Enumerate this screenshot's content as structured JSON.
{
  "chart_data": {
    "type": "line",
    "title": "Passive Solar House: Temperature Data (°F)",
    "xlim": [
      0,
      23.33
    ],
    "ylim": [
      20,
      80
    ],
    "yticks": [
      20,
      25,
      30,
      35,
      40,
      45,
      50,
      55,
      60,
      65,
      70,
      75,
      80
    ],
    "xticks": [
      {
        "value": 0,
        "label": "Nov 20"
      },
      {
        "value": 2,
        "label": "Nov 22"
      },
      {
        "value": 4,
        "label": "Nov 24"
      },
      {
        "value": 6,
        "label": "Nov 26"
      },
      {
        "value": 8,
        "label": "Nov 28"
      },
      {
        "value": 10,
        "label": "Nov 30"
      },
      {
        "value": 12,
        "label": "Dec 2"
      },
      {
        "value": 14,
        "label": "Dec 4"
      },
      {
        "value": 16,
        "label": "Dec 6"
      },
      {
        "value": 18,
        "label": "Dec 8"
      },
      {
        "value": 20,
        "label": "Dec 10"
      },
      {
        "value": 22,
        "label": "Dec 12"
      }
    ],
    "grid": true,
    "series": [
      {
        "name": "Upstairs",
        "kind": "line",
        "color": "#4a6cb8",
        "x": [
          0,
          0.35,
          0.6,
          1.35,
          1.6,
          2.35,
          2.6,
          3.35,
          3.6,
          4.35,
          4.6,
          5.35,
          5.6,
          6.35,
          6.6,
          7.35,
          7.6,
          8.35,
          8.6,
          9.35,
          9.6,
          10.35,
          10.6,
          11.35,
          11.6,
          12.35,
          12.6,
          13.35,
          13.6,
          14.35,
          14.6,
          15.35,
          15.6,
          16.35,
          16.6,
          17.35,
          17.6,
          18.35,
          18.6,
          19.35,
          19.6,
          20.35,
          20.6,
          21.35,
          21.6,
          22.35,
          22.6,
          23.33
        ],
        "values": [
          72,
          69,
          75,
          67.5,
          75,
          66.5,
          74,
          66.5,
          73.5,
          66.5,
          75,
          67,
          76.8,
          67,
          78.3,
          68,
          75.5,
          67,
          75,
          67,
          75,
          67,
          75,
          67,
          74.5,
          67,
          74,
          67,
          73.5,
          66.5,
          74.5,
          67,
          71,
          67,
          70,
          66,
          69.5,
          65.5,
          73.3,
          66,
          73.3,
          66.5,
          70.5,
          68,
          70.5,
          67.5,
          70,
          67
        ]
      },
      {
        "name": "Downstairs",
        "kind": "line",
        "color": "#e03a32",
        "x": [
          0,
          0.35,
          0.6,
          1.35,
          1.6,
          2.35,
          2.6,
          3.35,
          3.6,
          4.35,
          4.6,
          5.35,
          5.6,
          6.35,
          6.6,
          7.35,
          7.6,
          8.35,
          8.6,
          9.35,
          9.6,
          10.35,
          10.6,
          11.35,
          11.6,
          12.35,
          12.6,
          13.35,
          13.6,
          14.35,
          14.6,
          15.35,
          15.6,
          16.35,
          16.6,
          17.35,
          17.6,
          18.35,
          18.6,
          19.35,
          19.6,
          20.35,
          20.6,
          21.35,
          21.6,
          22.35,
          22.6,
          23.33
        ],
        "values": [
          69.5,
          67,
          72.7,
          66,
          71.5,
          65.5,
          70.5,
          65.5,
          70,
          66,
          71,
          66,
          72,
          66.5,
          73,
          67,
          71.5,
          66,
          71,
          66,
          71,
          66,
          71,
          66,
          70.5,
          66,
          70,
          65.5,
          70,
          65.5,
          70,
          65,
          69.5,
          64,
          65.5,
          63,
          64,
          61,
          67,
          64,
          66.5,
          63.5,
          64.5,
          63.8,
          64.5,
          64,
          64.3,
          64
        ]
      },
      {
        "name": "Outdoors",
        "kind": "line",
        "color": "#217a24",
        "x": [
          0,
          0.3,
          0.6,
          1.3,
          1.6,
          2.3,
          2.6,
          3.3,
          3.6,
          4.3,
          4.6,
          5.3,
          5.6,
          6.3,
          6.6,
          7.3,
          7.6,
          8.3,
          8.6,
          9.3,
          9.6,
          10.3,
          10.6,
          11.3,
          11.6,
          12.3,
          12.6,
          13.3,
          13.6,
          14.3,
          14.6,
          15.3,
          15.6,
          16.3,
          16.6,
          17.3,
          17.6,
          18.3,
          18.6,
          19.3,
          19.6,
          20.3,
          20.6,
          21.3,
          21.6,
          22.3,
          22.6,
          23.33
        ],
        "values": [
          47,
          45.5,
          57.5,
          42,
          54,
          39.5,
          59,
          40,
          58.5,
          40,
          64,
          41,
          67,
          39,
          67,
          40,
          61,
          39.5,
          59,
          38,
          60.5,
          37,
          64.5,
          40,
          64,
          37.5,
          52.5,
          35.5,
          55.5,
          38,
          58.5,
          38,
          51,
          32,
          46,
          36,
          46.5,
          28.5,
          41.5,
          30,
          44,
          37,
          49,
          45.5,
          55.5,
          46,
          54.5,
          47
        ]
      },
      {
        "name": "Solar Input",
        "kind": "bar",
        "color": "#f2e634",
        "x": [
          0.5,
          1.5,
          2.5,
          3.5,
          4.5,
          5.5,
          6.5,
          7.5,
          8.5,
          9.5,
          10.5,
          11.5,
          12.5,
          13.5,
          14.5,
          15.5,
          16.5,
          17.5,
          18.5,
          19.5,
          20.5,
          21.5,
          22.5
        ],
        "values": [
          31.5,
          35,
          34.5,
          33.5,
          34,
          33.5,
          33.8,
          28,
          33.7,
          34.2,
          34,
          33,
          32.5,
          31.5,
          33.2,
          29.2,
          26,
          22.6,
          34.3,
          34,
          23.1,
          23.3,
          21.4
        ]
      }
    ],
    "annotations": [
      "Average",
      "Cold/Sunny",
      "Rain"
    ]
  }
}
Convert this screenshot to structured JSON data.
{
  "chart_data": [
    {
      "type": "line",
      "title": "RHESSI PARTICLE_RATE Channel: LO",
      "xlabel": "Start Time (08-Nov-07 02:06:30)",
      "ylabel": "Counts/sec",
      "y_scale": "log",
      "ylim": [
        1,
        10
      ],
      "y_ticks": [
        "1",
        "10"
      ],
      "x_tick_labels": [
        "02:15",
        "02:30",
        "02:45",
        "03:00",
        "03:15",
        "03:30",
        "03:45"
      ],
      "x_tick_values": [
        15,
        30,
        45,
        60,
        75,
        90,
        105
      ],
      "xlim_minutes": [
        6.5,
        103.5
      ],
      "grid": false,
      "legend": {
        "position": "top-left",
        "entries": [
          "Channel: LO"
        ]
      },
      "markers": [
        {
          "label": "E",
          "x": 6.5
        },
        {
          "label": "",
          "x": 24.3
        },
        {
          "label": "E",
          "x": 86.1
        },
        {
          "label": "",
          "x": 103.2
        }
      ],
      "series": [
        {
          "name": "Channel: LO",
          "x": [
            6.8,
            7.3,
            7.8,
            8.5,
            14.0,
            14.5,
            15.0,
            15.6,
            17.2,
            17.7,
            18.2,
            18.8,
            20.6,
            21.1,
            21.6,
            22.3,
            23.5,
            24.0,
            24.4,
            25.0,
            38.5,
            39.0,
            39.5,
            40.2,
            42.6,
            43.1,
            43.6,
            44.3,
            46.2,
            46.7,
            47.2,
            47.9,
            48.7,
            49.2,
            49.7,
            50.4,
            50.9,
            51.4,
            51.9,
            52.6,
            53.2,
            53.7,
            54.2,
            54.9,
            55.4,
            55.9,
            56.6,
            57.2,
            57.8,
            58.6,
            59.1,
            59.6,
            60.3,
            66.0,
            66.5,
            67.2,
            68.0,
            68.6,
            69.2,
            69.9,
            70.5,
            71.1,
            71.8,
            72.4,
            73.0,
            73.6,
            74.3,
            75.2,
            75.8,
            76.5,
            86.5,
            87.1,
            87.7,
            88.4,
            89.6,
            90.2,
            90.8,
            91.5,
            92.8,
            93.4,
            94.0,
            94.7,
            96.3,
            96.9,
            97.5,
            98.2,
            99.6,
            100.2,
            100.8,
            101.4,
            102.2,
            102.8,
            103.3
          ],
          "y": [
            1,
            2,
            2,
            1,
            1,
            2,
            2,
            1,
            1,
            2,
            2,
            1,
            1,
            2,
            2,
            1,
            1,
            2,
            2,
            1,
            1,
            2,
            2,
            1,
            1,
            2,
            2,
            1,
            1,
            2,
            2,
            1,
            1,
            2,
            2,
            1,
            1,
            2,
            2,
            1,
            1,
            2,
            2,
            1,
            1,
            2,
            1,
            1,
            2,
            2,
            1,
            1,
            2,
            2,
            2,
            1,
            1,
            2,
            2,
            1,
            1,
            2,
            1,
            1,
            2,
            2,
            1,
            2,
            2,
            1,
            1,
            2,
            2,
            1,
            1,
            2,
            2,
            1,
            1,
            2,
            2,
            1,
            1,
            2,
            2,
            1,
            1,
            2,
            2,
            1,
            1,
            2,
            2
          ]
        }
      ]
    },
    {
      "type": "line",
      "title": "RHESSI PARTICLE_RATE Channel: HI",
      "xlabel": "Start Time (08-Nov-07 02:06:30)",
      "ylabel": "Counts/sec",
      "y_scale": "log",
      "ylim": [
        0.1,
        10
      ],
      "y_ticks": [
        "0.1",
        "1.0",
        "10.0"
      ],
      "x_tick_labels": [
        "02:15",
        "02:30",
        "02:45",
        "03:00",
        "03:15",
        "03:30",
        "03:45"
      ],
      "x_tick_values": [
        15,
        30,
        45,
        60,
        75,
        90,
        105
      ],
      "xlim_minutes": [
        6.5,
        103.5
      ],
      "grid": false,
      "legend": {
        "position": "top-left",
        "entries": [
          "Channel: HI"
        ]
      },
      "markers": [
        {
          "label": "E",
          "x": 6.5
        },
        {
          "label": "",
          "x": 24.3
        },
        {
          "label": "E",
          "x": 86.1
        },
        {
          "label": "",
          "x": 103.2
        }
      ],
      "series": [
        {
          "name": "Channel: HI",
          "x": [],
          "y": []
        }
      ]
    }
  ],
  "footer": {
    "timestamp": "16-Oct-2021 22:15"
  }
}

*-*-*

▶ **Your goal**
Identify and copy the lines holding the word "name".

▶ **Worked answer**
        "name": "Upstairs",
        "name": "Downstairs",
        "name": "Outdoors",
        "name": "Solar Input",
          "name": "Channel: LO",
          "name": "Channel: HI",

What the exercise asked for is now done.